- [GIVEN DATA]

──────

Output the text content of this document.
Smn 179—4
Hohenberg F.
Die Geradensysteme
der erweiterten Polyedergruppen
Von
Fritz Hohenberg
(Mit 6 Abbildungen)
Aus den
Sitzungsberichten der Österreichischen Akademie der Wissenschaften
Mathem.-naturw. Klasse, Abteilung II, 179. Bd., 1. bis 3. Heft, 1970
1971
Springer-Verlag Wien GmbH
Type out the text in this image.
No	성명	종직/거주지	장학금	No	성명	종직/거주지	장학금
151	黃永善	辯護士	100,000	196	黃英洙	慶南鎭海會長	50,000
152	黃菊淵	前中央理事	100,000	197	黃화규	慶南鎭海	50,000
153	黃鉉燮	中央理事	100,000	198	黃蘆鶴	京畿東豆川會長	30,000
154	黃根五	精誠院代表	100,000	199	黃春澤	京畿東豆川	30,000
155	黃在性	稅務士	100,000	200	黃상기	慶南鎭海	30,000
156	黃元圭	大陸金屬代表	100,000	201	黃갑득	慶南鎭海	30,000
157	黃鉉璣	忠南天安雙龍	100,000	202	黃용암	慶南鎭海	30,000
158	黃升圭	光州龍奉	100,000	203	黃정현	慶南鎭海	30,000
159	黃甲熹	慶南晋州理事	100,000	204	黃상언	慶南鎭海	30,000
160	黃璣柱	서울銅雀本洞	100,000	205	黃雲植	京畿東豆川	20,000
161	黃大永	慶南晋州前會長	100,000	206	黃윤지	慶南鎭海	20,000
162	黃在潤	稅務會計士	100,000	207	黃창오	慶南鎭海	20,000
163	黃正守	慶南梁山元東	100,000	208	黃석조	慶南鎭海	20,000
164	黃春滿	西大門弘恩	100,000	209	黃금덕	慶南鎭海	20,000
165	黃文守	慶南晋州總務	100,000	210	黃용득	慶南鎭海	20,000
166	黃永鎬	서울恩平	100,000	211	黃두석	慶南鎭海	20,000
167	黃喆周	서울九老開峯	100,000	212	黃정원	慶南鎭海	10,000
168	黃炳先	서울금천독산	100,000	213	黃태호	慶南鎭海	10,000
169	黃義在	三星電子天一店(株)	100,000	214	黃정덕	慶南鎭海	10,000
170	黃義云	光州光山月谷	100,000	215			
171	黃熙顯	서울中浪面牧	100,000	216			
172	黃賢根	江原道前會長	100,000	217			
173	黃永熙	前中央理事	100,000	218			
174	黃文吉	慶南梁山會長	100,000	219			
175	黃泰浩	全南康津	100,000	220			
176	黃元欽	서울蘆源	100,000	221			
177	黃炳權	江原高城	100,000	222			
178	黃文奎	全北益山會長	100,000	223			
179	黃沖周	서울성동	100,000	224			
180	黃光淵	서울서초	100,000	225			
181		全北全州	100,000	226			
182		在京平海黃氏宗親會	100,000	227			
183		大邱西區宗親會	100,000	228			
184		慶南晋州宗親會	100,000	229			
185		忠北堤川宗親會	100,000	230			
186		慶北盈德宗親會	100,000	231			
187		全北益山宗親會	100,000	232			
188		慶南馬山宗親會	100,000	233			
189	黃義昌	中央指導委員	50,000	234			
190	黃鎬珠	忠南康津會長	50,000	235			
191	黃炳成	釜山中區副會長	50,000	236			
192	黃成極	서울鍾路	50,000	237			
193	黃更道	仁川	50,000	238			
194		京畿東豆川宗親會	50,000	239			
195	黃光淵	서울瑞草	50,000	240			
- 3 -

──────

- [SHORT EXERCISE]
Reproduce every record above exactly as it appears.

- [TASK OUTPUT]
Output the text content of this document.
Smn 179—4
Hohenberg F.
Die Geradensysteme
der erweiterten Polyedergruppen
Von
Fritz Hohenberg
(Mit 6 Abbildungen)
Aus den
Sitzungsberichten der Österreichischen Akademie der Wissenschaften
Mathem.-naturw. Klasse, Abteilung II, 179. Bd., 1. bis 3. Heft, 1970
1971
Springer-Verlag Wien GmbH
Type out the text in this image.
No	성명	종직/거주지	장학금	No	성명	종직/거주지	장학금
151	黃永善	辯護士	100,000	196	黃英洙	慶南鎭海會長	50,000
152	黃菊淵	前中央理事	100,000	197	黃화규	慶南鎭海	50,000
153	黃鉉燮	中央理事	100,000	198	黃蘆鶴	京畿東豆川會長	30,000
154	黃根五	精誠院代表	100,000	199	黃春澤	京畿東豆川	30,000
155	黃在性	稅務士	100,000	200	黃상기	慶南鎭海	30,000
156	黃元圭	大陸金屬代表	100,000	201	黃갑득	慶南鎭海	30,000
157	黃鉉璣	忠南天安雙龍	100,000	202	黃용암	慶南鎭海	30,000
158	黃升圭	光州龍奉	100,000	203	黃정현	慶南鎭海	30,000
159	黃甲熹	慶南晋州理事	100,000	204	黃상언	慶南鎭海	30,000
160	黃璣柱	서울銅雀本洞	100,000	205	黃雲植	京畿東豆川	20,000
161	黃大永	慶南晋州前會長	100,000	206	黃윤지	慶南鎭海	20,000
162	黃在潤	稅務會計士	100,000	207	黃창오	慶南鎭海	20,000
163	黃正守	慶南梁山元東	100,000	208	黃석조	慶南鎭海	20,000
164	黃春滿	西大門弘恩	100,000	209	黃금덕	慶南鎭海	20,000
165	黃文守	慶南晋州總務	100,000	210	黃용득	慶南鎭海	20,000
166	黃永鎬	서울恩平	100,000	211	黃두석	慶南鎭海	20,000
167	黃喆周	서울九老開峯	100,000	212	黃정원	慶南鎭海	10,000
168	黃炳先	서울금천독산	100,000	213	黃태호	慶南鎭海	10,000
169	黃義在	三星電子天一店(株)	100,000	214	黃정덕	慶南鎭海	10,000
170	黃義云	光州光山月谷	100,000	215			
171	黃熙顯	서울中浪面牧	100,000	216			
172	黃賢根	江原道前會長	100,000	217			
173	黃永熙	前中央理事	100,000	218			
174	黃文吉	慶南梁山會長	100,000	219			
175	黃泰浩	全南康津	100,000	220			
176	黃元欽	서울蘆源	100,000	221			
177	黃炳權	江原高城	100,000	222			
178	黃文奎	全北益山會長	100,000	223			
179	黃沖周	서울성동	100,000	224			
180	黃光淵	서울서초	100,000	225			
181		全北全州	100,000	226			
182		在京平海黃氏宗親會	100,000	227			
183		大邱西區宗親會	100,000	228			
184		慶南晋州宗親會	100,000	229			
185		忠北堤川宗親會	100,000	230			
186		慶北盈德宗親會	100,000	231			
187		全北益山宗親會	100,000	232			
188		慶南馬山宗親會	100,000	233			
189	黃義昌	中央指導委員	50,000	234			
190	黃鎬珠	忠南康津會長	50,000	235			
191	黃炳成	釜山中區副會長	50,000	236			
192	黃成極	서울鍾路	50,000	237			
193	黃更道	仁川	50,000	238			
194		京畿東豆川宗親會	50,000	239			
195	黃光淵	서울瑞草	50,000	240			
- 3 -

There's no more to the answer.